(A run of records)
########################################

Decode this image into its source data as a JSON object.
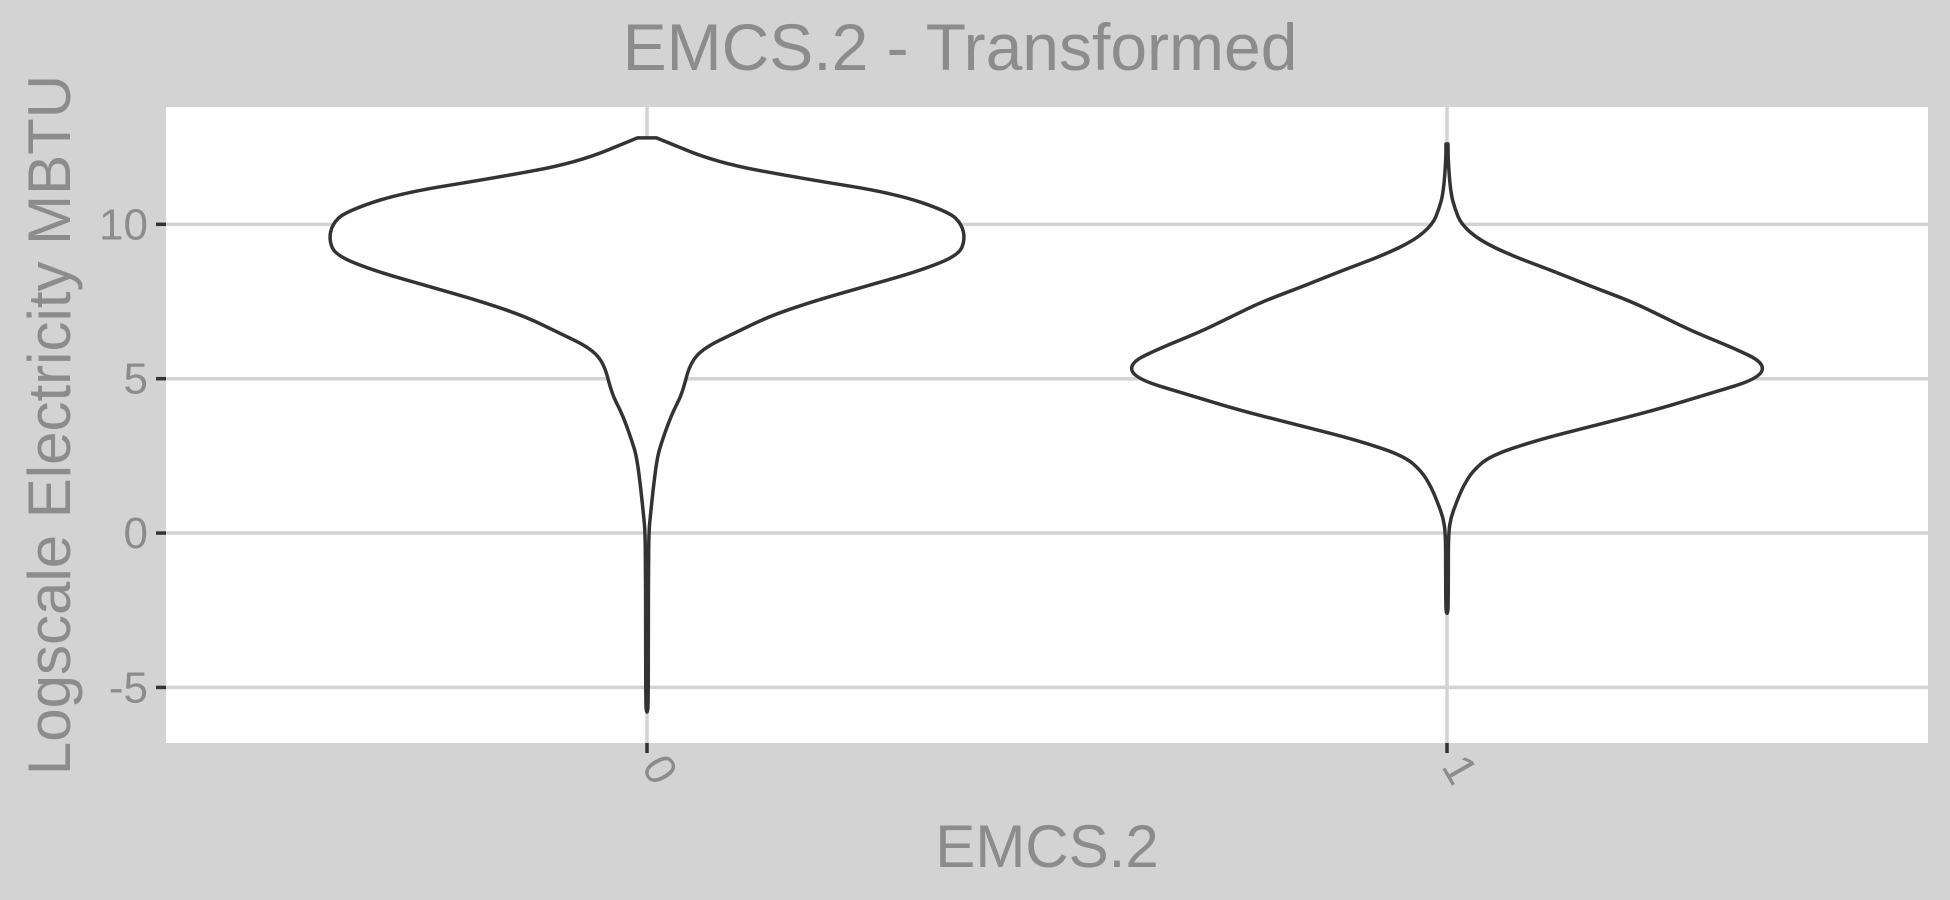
{
  "chart_data": {
    "type": "violin",
    "title": "EMCS.2 - Transformed",
    "xlabel": "EMCS.2",
    "ylabel": "Logscale Electricity MBTU",
    "categories": [
      "0",
      "1"
    ],
    "ylim": [
      -6.8,
      13.8
    ],
    "yticks": [
      -5,
      0,
      5,
      10
    ],
    "ytick_labels": [
      "-5",
      "0",
      "5",
      "10"
    ],
    "grid": true,
    "colors": {
      "panel_background": "#d3d3d3",
      "plot_background": "#ffffff",
      "grid": "#d3d3d3",
      "outline": "#333333",
      "text": "#8c8c8c"
    },
    "series": [
      {
        "category": "0",
        "range": [
          -5.8,
          12.8
        ],
        "density_profile": [
          [
            12.8,
            0.03
          ],
          [
            12.0,
            0.22
          ],
          [
            11.5,
            0.48
          ],
          [
            11.0,
            0.78
          ],
          [
            10.4,
            0.95
          ],
          [
            10.0,
            0.99
          ],
          [
            9.5,
            1.0
          ],
          [
            9.0,
            0.98
          ],
          [
            8.5,
            0.86
          ],
          [
            8.0,
            0.69
          ],
          [
            7.5,
            0.52
          ],
          [
            7.0,
            0.38
          ],
          [
            6.5,
            0.28
          ],
          [
            6.0,
            0.18
          ],
          [
            5.5,
            0.135
          ],
          [
            4.5,
            0.11
          ],
          [
            4.0,
            0.085
          ],
          [
            3.5,
            0.065
          ],
          [
            3.0,
            0.048
          ],
          [
            2.5,
            0.033
          ],
          [
            1.5,
            0.02
          ],
          [
            0.5,
            0.01
          ],
          [
            0.0,
            0.006
          ],
          [
            -1.0,
            0.005
          ],
          [
            -3.0,
            0.004
          ],
          [
            -5.0,
            0.004
          ],
          [
            -5.8,
            0.003
          ]
        ]
      },
      {
        "category": "1",
        "range": [
          -2.6,
          12.6
        ],
        "density_profile": [
          [
            12.6,
            0.003
          ],
          [
            12.0,
            0.004
          ],
          [
            11.0,
            0.012
          ],
          [
            10.5,
            0.025
          ],
          [
            10.0,
            0.045
          ],
          [
            9.5,
            0.1
          ],
          [
            9.0,
            0.2
          ],
          [
            8.5,
            0.33
          ],
          [
            8.0,
            0.45
          ],
          [
            7.5,
            0.58
          ],
          [
            7.0,
            0.68
          ],
          [
            6.5,
            0.78
          ],
          [
            6.0,
            0.9
          ],
          [
            5.5,
            1.0
          ],
          [
            5.0,
            0.98
          ],
          [
            4.5,
            0.82
          ],
          [
            4.0,
            0.66
          ],
          [
            3.5,
            0.47
          ],
          [
            3.0,
            0.28
          ],
          [
            2.5,
            0.135
          ],
          [
            2.0,
            0.08
          ],
          [
            1.5,
            0.05
          ],
          [
            1.0,
            0.03
          ],
          [
            0.5,
            0.012
          ],
          [
            0.0,
            0.005
          ],
          [
            -1.0,
            0.004
          ],
          [
            -2.0,
            0.004
          ],
          [
            -2.6,
            0.003
          ]
        ]
      }
    ]
  }
}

########################################

**Objective**
Go through the entries above and output them exactly, without pictures.

**Exercise solution**
Decode this image into its source data as a JSON object.
{
  "chart_data": {
    "type": "violin",
    "title": "EMCS.2 - Transformed",
    "xlabel": "EMCS.2",
    "ylabel": "Logscale Electricity MBTU",
    "categories": [
      "0",
      "1"
    ],
    "ylim": [
      -6.8,
      13.8
    ],
    "yticks": [
      -5,
      0,
      5,
      10
    ],
    "ytick_labels": [
      "-5",
      "0",
      "5",
      "10"
    ],
    "grid": true,
    "colors": {
      "panel_background": "#d3d3d3",
      "plot_background": "#ffffff",
      "grid": "#d3d3d3",
      "outline": "#333333",
      "text": "#8c8c8c"
    },
    "series": [
      {
        "category": "0",
        "range": [
          -5.8,
          12.8
        ],
        "density_profile": [
          [
            12.8,
            0.03
          ],
          [
            12.0,
            0.22
          ],
          [
            11.5,
            0.48
          ],
          [
            11.0,
            0.78
          ],
          [
            10.4,
            0.95
          ],
          [
            10.0,
            0.99
          ],
          [
            9.5,
            1.0
          ],
          [
            9.0,
            0.98
          ],
          [
            8.5,
            0.86
          ],
          [
            8.0,
            0.69
          ],
          [
            7.5,
            0.52
          ],
          [
            7.0,
            0.38
          ],
          [
            6.5,
            0.28
          ],
          [
            6.0,
            0.18
          ],
          [
            5.5,
            0.135
          ],
          [
            4.5,
            0.11
          ],
          [
            4.0,
            0.085
          ],
          [
            3.5,
            0.065
          ],
          [
            3.0,
            0.048
          ],
          [
            2.5,
            0.033
          ],
          [
            1.5,
            0.02
          ],
          [
            0.5,
            0.01
          ],
          [
            0.0,
            0.006
          ],
          [
            -1.0,
            0.005
          ],
          [
            -3.0,
            0.004
          ],
          [
            -5.0,
            0.004
          ],
          [
            -5.8,
            0.003
          ]
        ]
      },
      {
        "category": "1",
        "range": [
          -2.6,
          12.6
        ],
        "density_profile": [
          [
            12.6,
            0.003
          ],
          [
            12.0,
            0.004
          ],
          [
            11.0,
            0.012
          ],
          [
            10.5,
            0.025
          ],
          [
            10.0,
            0.045
          ],
          [
            9.5,
            0.1
          ],
          [
            9.0,
            0.2
          ],
          [
            8.5,
            0.33
          ],
          [
            8.0,
            0.45
          ],
          [
            7.5,
            0.58
          ],
          [
            7.0,
            0.68
          ],
          [
            6.5,
            0.78
          ],
          [
            6.0,
            0.9
          ],
          [
            5.5,
            1.0
          ],
          [
            5.0,
            0.98
          ],
          [
            4.5,
            0.82
          ],
          [
            4.0,
            0.66
          ],
          [
            3.5,
            0.47
          ],
          [
            3.0,
            0.28
          ],
          [
            2.5,
            0.135
          ],
          [
            2.0,
            0.08
          ],
          [
            1.5,
            0.05
          ],
          [
            1.0,
            0.03
          ],
          [
            0.5,
            0.012
          ],
          [
            0.0,
            0.005
          ],
          [
            -1.0,
            0.004
          ],
          [
            -2.0,
            0.004
          ],
          [
            -2.6,
            0.003
          ]
        ]
      }
    ]
  }
}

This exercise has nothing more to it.